● **Exercise requirements**
Restate the records in their entirety, word for word.

==*==

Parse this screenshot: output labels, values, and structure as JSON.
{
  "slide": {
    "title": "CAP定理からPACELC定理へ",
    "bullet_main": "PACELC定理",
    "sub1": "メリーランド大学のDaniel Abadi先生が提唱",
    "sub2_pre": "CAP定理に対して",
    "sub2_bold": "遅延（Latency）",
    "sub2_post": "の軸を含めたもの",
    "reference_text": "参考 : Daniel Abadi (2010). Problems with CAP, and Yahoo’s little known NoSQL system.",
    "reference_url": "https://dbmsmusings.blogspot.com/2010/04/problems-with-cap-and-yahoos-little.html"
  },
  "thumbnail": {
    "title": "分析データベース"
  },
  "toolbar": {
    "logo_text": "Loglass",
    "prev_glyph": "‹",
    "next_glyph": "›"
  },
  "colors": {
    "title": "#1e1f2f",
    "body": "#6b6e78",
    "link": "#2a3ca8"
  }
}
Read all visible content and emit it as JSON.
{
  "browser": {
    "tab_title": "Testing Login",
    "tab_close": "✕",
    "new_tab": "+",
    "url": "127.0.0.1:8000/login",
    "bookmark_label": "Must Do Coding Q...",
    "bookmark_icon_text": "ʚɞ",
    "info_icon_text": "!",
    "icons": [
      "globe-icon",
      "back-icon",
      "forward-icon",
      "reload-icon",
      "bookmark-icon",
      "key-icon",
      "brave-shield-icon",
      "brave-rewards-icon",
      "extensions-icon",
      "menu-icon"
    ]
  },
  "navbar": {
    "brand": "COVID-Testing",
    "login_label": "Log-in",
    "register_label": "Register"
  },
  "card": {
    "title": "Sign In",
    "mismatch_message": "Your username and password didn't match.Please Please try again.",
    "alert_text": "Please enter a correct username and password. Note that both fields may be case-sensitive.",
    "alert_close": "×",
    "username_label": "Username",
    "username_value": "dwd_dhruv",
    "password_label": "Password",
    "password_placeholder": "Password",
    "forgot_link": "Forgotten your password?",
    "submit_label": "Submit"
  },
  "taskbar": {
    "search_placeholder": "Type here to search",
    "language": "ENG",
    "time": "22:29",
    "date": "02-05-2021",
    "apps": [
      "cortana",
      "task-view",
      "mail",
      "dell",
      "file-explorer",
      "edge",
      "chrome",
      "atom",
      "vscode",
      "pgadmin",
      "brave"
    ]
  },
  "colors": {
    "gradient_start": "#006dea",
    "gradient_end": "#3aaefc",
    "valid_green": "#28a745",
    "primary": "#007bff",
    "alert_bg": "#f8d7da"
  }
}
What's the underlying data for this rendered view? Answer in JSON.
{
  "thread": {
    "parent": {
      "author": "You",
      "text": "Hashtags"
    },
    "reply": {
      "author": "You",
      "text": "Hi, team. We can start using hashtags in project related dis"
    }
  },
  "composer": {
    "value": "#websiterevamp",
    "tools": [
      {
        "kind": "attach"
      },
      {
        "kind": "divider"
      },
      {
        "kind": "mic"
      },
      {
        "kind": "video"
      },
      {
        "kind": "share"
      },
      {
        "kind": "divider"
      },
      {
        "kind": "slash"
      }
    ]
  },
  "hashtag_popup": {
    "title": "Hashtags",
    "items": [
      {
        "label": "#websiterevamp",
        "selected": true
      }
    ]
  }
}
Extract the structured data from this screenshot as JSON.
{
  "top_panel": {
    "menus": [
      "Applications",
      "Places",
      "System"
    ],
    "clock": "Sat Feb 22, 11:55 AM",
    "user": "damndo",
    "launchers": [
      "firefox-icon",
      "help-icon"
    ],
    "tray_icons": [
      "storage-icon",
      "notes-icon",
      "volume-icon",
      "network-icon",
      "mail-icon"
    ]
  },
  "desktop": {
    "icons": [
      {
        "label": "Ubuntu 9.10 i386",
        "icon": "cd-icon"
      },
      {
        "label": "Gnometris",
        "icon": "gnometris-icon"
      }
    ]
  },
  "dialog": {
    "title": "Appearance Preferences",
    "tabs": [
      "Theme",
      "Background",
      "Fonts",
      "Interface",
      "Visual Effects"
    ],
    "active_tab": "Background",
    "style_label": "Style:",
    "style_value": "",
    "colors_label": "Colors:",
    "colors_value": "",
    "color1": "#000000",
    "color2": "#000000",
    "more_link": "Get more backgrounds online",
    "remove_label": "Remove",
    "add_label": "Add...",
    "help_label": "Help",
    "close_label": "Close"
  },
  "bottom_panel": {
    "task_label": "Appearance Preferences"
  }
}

==*==

● **Task response**
Parse this screenshot: output labels, values, and structure as JSON.
{
  "slide": {
    "title": "CAP定理からPACELC定理へ",
    "bullet_main": "PACELC定理",
    "sub1": "メリーランド大学のDaniel Abadi先生が提唱",
    "sub2_pre": "CAP定理に対して",
    "sub2_bold": "遅延（Latency）",
    "sub2_post": "の軸を含めたもの",
    "reference_text": "参考 : Daniel Abadi (2010). Problems with CAP, and Yahoo’s little known NoSQL system.",
    "reference_url": "https://dbmsmusings.blogspot.com/2010/04/problems-with-cap-and-yahoos-little.html"
  },
  "thumbnail": {
    "title": "分析データベース"
  },
  "toolbar": {
    "logo_text": "Loglass",
    "prev_glyph": "‹",
    "next_glyph": "›"
  },
  "colors": {
    "title": "#1e1f2f",
    "body": "#6b6e78",
    "link": "#2a3ca8"
  }
}
Read all visible content and emit it as JSON.
{
  "browser": {
    "tab_title": "Testing Login",
    "tab_close": "✕",
    "new_tab": "+",
    "url": "127.0.0.1:8000/login",
    "bookmark_label": "Must Do Coding Q...",
    "bookmark_icon_text": "ʚɞ",
    "info_icon_text": "!",
    "icons": [
      "globe-icon",
      "back-icon",
      "forward-icon",
      "reload-icon",
      "bookmark-icon",
      "key-icon",
      "brave-shield-icon",
      "brave-rewards-icon",
      "extensions-icon",
      "menu-icon"
    ]
  },
  "navbar": {
    "brand": "COVID-Testing",
    "login_label": "Log-in",
    "register_label": "Register"
  },
  "card": {
    "title": "Sign In",
    "mismatch_message": "Your username and password didn't match.Please Please try again.",
    "alert_text": "Please enter a correct username and password. Note that both fields may be case-sensitive.",
    "alert_close": "×",
    "username_label": "Username",
    "username_value": "dwd_dhruv",
    "password_label": "Password",
    "password_placeholder": "Password",
    "forgot_link": "Forgotten your password?",
    "submit_label": "Submit"
  },
  "taskbar": {
    "search_placeholder": "Type here to search",
    "language": "ENG",
    "time": "22:29",
    "date": "02-05-2021",
    "apps": [
      "cortana",
      "task-view",
      "mail",
      "dell",
      "file-explorer",
      "edge",
      "chrome",
      "atom",
      "vscode",
      "pgadmin",
      "brave"
    ]
  },
  "colors": {
    "gradient_start": "#006dea",
    "gradient_end": "#3aaefc",
    "valid_green": "#28a745",
    "primary": "#007bff",
    "alert_bg": "#f8d7da"
  }
}
What's the underlying data for this rendered view? Answer in JSON.
{
  "thread": {
    "parent": {
      "author": "You",
      "text": "Hashtags"
    },
    "reply": {
      "author": "You",
      "text": "Hi, team. We can start using hashtags in project related dis"
    }
  },
  "composer": {
    "value": "#websiterevamp",
    "tools": [
      {
        "kind": "attach"
      },
      {
        "kind": "divider"
      },
      {
        "kind": "mic"
      },
      {
        "kind": "video"
      },
      {
        "kind": "share"
      },
      {
        "kind": "divider"
      },
      {
        "kind": "slash"
      }
    ]
  },
  "hashtag_popup": {
    "title": "Hashtags",
    "items": [
      {
        "label": "#websiterevamp",
        "selected": true
      }
    ]
  }
}
Extract the structured data from this screenshot as JSON.
{
  "top_panel": {
    "menus": [
      "Applications",
      "Places",
      "System"
    ],
    "clock": "Sat Feb 22, 11:55 AM",
    "user": "damndo",
    "launchers": [
      "firefox-icon",
      "help-icon"
    ],
    "tray_icons": [
      "storage-icon",
      "notes-icon",
      "volume-icon",
      "network-icon",
      "mail-icon"
    ]
  },
  "desktop": {
    "icons": [
      {
        "label": "Ubuntu 9.10 i386",
        "icon": "cd-icon"
      },
      {
        "label": "Gnometris",
        "icon": "gnometris-icon"
      }
    ]
  },
  "dialog": {
    "title": "Appearance Preferences",
    "tabs": [
      "Theme",
      "Background",
      "Fonts",
      "Interface",
      "Visual Effects"
    ],
    "active_tab": "Background",
    "style_label": "Style:",
    "style_value": "",
    "colors_label": "Colors:",
    "colors_value": "",
    "color1": "#000000",
    "color2": "#000000",
    "more_link": "Get more backgrounds online",
    "remove_label": "Remove",
    "add_label": "Add...",
    "help_label": "Help",
    "close_label": "Close"
  },
  "bottom_panel": {
    "task_label": "Appearance Preferences"
  }
}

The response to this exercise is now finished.